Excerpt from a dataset
#####

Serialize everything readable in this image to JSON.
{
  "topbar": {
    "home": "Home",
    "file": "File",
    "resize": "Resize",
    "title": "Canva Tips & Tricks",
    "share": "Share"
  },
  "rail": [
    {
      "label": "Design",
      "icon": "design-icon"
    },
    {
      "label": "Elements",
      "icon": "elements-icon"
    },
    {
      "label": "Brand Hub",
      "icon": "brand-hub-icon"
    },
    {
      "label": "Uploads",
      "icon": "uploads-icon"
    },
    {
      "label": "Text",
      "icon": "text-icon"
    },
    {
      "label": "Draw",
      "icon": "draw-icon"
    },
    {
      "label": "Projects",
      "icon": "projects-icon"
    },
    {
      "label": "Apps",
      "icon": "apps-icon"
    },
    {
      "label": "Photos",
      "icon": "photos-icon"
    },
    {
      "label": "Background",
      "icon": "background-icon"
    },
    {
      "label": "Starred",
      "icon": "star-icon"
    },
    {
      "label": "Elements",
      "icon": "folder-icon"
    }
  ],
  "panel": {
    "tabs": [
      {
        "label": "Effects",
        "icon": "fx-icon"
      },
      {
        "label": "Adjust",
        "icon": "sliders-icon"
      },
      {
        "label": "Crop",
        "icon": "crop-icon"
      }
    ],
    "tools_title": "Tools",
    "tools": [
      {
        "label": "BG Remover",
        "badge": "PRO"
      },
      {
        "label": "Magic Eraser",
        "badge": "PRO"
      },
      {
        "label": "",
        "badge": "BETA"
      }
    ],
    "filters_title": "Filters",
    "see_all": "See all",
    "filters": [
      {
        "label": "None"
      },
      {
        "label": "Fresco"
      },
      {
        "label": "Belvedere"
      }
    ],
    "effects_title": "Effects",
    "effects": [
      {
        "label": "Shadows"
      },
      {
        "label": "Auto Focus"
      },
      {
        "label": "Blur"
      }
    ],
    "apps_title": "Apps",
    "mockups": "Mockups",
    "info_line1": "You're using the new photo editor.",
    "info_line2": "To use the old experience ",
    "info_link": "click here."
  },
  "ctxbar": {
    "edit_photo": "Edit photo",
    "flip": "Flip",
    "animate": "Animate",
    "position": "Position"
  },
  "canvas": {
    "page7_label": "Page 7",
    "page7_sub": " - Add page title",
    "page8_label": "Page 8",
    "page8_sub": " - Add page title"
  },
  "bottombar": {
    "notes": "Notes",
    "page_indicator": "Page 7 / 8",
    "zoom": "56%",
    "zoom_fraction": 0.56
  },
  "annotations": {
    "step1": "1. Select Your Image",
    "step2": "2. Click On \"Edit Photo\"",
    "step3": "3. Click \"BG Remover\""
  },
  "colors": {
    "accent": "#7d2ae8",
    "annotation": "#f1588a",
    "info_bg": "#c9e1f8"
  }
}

#####

- PROBLEM TO WORK ON:
Retype every record above exactly as it appears.

- FULL SOLUTION:
Serialize everything readable in this image to JSON.
{
  "topbar": {
    "home": "Home",
    "file": "File",
    "resize": "Resize",
    "title": "Canva Tips & Tricks",
    "share": "Share"
  },
  "rail": [
    {
      "label": "Design",
      "icon": "design-icon"
    },
    {
      "label": "Elements",
      "icon": "elements-icon"
    },
    {
      "label": "Brand Hub",
      "icon": "brand-hub-icon"
    },
    {
      "label": "Uploads",
      "icon": "uploads-icon"
    },
    {
      "label": "Text",
      "icon": "text-icon"
    },
    {
      "label": "Draw",
      "icon": "draw-icon"
    },
    {
      "label": "Projects",
      "icon": "projects-icon"
    },
    {
      "label": "Apps",
      "icon": "apps-icon"
    },
    {
      "label": "Photos",
      "icon": "photos-icon"
    },
    {
      "label": "Background",
      "icon": "background-icon"
    },
    {
      "label": "Starred",
      "icon": "star-icon"
    },
    {
      "label": "Elements",
      "icon": "folder-icon"
    }
  ],
  "panel": {
    "tabs": [
      {
        "label": "Effects",
        "icon": "fx-icon"
      },
      {
        "label": "Adjust",
        "icon": "sliders-icon"
      },
      {
        "label": "Crop",
        "icon": "crop-icon"
      }
    ],
    "tools_title": "Tools",
    "tools": [
      {
        "label": "BG Remover",
        "badge": "PRO"
      },
      {
        "label": "Magic Eraser",
        "badge": "PRO"
      },
      {
        "label": "",
        "badge": "BETA"
      }
    ],
    "filters_title": "Filters",
    "see_all": "See all",
    "filters": [
      {
        "label": "None"
      },
      {
        "label": "Fresco"
      },
      {
        "label": "Belvedere"
      }
    ],
    "effects_title": "Effects",
    "effects": [
      {
        "label": "Shadows"
      },
      {
        "label": "Auto Focus"
      },
      {
        "label": "Blur"
      }
    ],
    "apps_title": "Apps",
    "mockups": "Mockups",
    "info_line1": "You're using the new photo editor.",
    "info_line2": "To use the old experience ",
    "info_link": "click here."
  },
  "ctxbar": {
    "edit_photo": "Edit photo",
    "flip": "Flip",
    "animate": "Animate",
    "position": "Position"
  },
  "canvas": {
    "page7_label": "Page 7",
    "page7_sub": " - Add page title",
    "page8_label": "Page 8",
    "page8_sub": " - Add page title"
  },
  "bottombar": {
    "notes": "Notes",
    "page_indicator": "Page 7 / 8",
    "zoom": "56%",
    "zoom_fraction": 0.56
  },
  "annotations": {
    "step1": "1. Select Your Image",
    "step2": "2. Click On \"Edit Photo\"",
    "step3": "3. Click \"BG Remover\""
  },
  "colors": {
    "accent": "#7d2ae8",
    "annotation": "#f1588a",
    "info_bg": "#c9e1f8"
  }
}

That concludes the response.